WHAT NEEDS TO BE DONE:
Below are the entries; state how many of their lines contain the string "которое", and nothing more.

DATA ROWS:
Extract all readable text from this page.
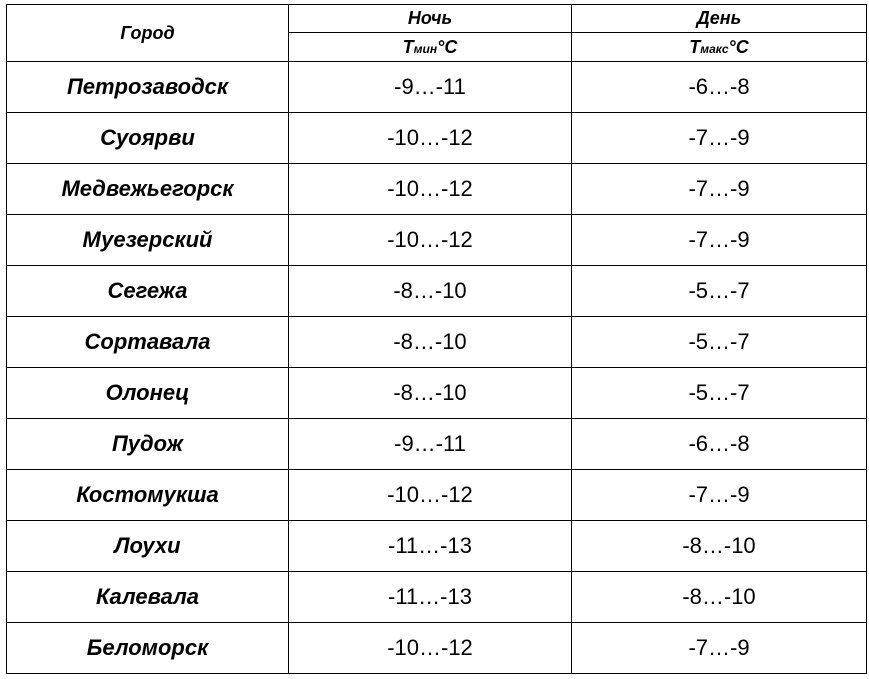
Город	Ночь	День
	Тмин°С	Тмакс°С
Петрозаводск	-9…-11	-6…-8
Суоярви	-10…-12	-7…-9
Медвежьегорск	-10…-12	-7…-9
Муезерский	-10…-12	-7…-9
Сегежа	-8…-10	-5…-7
Сортавала	-8…-10	-5…-7
Олонец	-8…-10	-5…-7
Пудож	-9…-11	-6…-8
Костомукша	-10…-12	-7…-9
Лоухи	-11…-13	-8…-10
Калевала	-11…-13	-8…-10
Беломорск	-10…-12	-7…-9
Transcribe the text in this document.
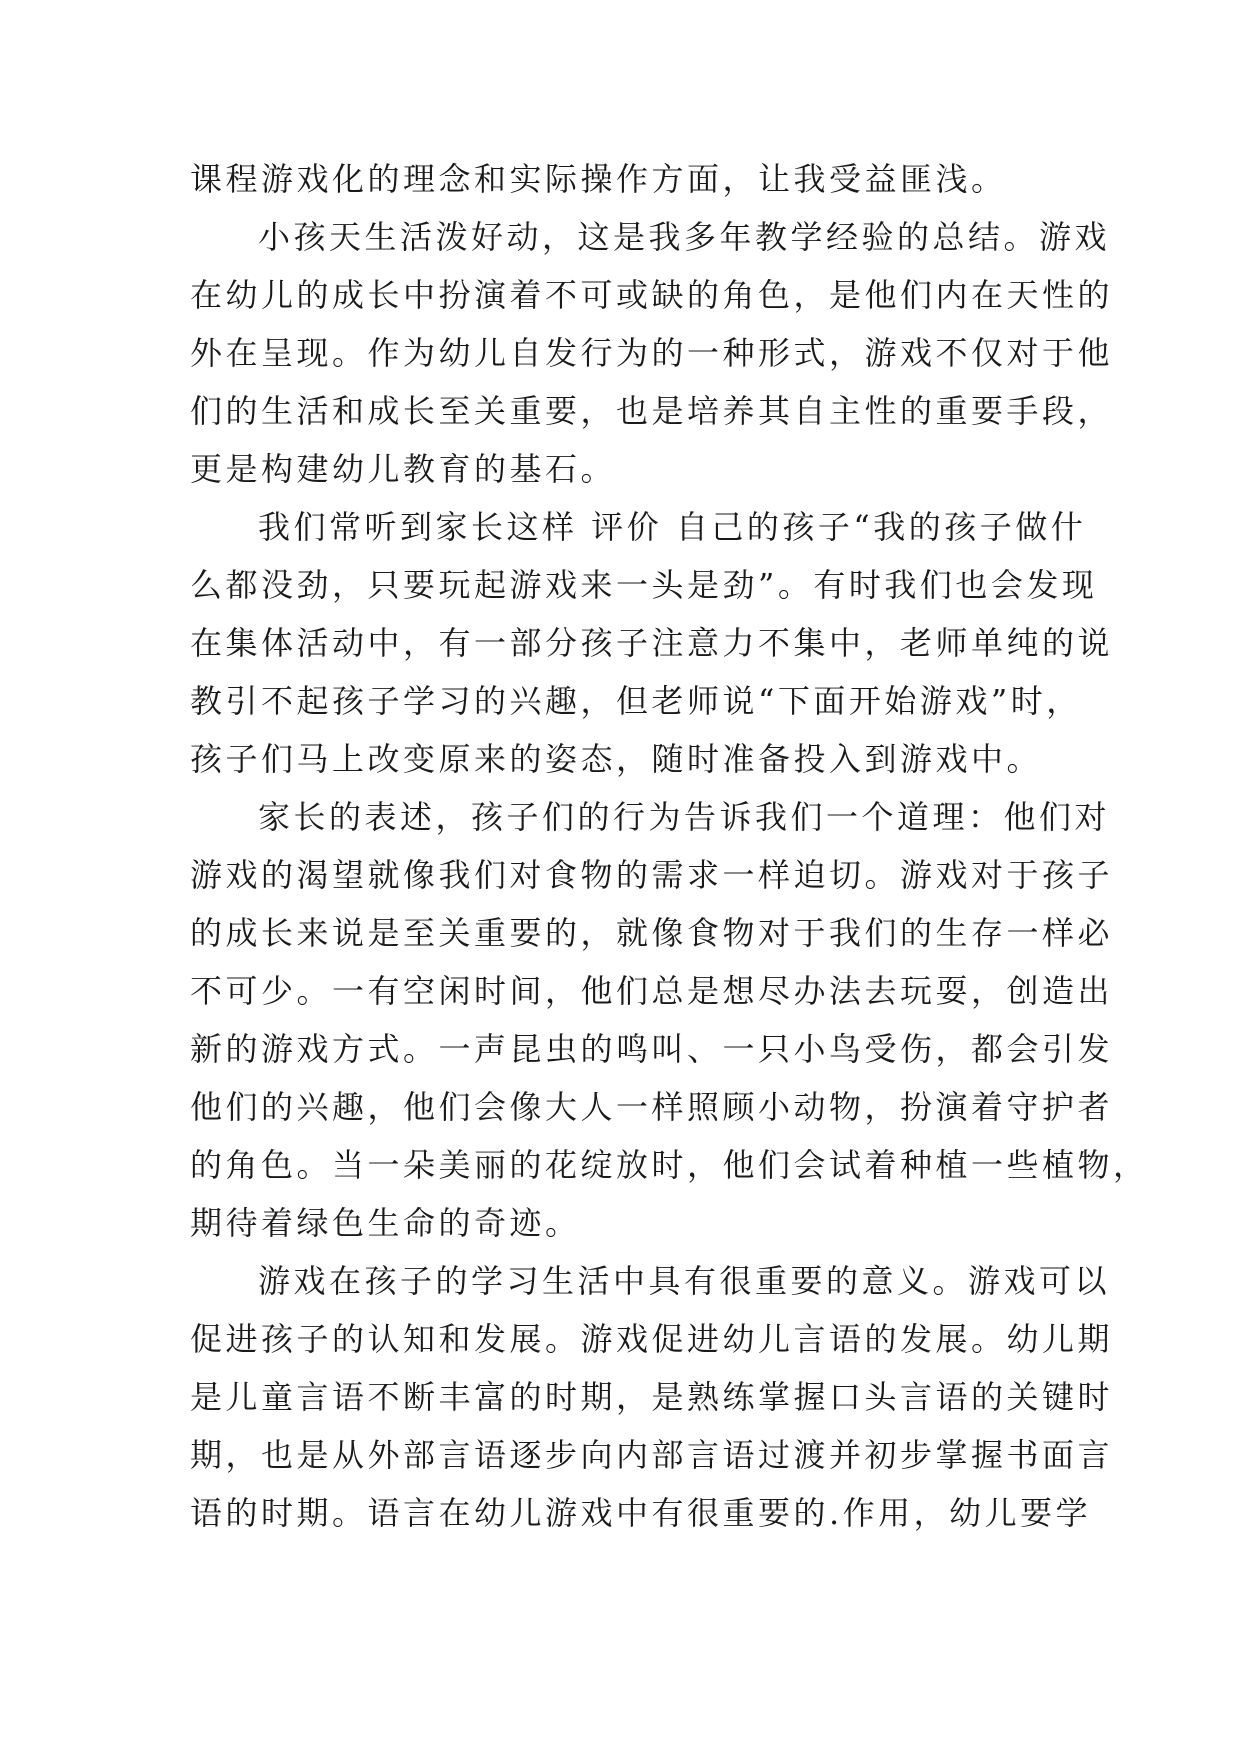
课程游戏化的理念和实际操作方面，让我受益匪浅。
小孩天生活泼好动，这是我多年教学经验的总结。游戏
在幼儿的成长中扮演着不可或缺的角色，是他们内在天性的
外在呈现。作为幼儿自发行为的一种形式，游戏不仅对于他
们的生活和成长至关重要，也是培养其自主性的重要手段，
更是构建幼儿教育的基石。
我们常听到家长这样 评价 自己的孩子“我的孩子做什
么都没劲，只要玩起游戏来一头是劲”。有时我们也会发现
在集体活动中，有一部分孩子注意力不集中，老师单纯的说
教引不起孩子学习的兴趣，但老师说“下面开始游戏”时，
孩子们马上改变原来的姿态，随时准备投入到游戏中。
家长的表述，孩子们的行为告诉我们一个道理：他们对
游戏的渴望就像我们对食物的需求一样迫切。游戏对于孩子
的成长来说是至关重要的，就像食物对于我们的生存一样必
不可少。一有空闲时间，他们总是想尽办法去玩耍，创造出
新的游戏方式。一声昆虫的鸣叫、一只小鸟受伤，都会引发
他们的兴趣，他们会像大人一样照顾小动物，扮演着守护者
的角色。当一朵美丽的花绽放时，他们会试着种植一些植物，
期待着绿色生命的奇迹。
游戏在孩子的学习生活中具有很重要的意义。游戏可以
促进孩子的认知和发展。游戏促进幼儿言语的发展。幼儿期
是儿童言语不断丰富的时期，是熟练掌握口头言语的关键时
期，也是从外部言语逐步向内部言语过渡并初步掌握书面言
语的时期。语言在幼儿游戏中有很重要的.作用，幼儿要学
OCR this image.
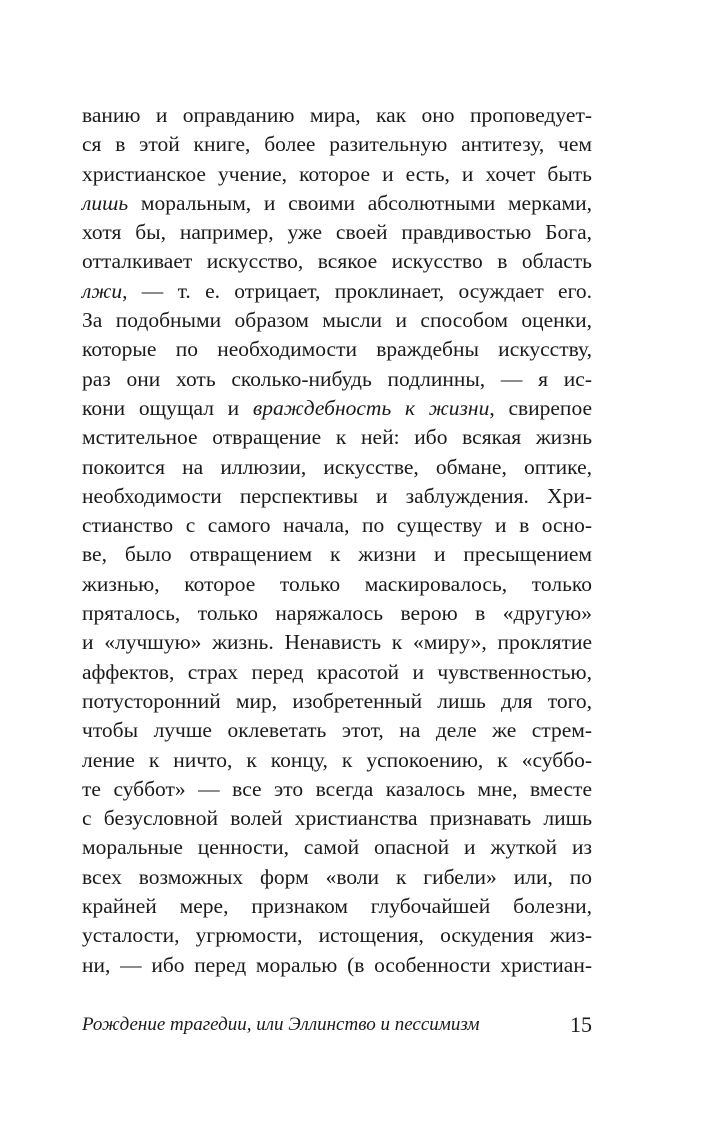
ванию и оправданию мира, как оно проповедует-
ся в этой книге, более разительную антитезу, чем
христианское учение, которое и есть, и хочет быть
лишь моральным, и своими абсолютными мерками,
хотя бы, например, уже своей правдивостью Бога,
отталкивает искусство, всякое искусство в область
лжи, — т. е. отрицает, проклинает, осуждает его.
За подобными образом мысли и способом оценки,
которые по необходимости враждебны искусству,
раз они хоть сколько-нибудь подлинны, — я ис-
кони ощущал и враждебность к жизни, свирепое
мстительное отвращение к ней: ибо всякая жизнь
покоится на иллюзии, искусстве, обмане, оптике,
необходимости перспективы и заблуждения. Хри-
стианство с самого начала, по существу и в осно-
ве, было отвращением к жизни и пресыщением
жизнью, которое только маскировалось, только
пряталось, только наряжалось верою в «другую»
и «лучшую» жизнь. Ненависть к «миру», проклятие
аффектов, страх перед красотой и чувственностью,
потусторонний мир, изобретенный лишь для того,
чтобы лучше оклеветать этот, на деле же стрем-
ление к ничто, к концу, к успокоению, к «суббо-
те суббот» — все это всегда казалось мне, вместе
с безусловной волей христианства признавать лишь
моральные ценности, самой опасной и жуткой из
всех возможных форм «воли к гибели» или, по
крайней мере, признаком глубочайшей болезни,
усталости, угрюмости, истощения, оскудения жиз-
ни, — ибо перед моралью (в особенности христиан-
Рождение трагедии, или Эллинство и пессимизм	15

THE COMPLETED TASK:
2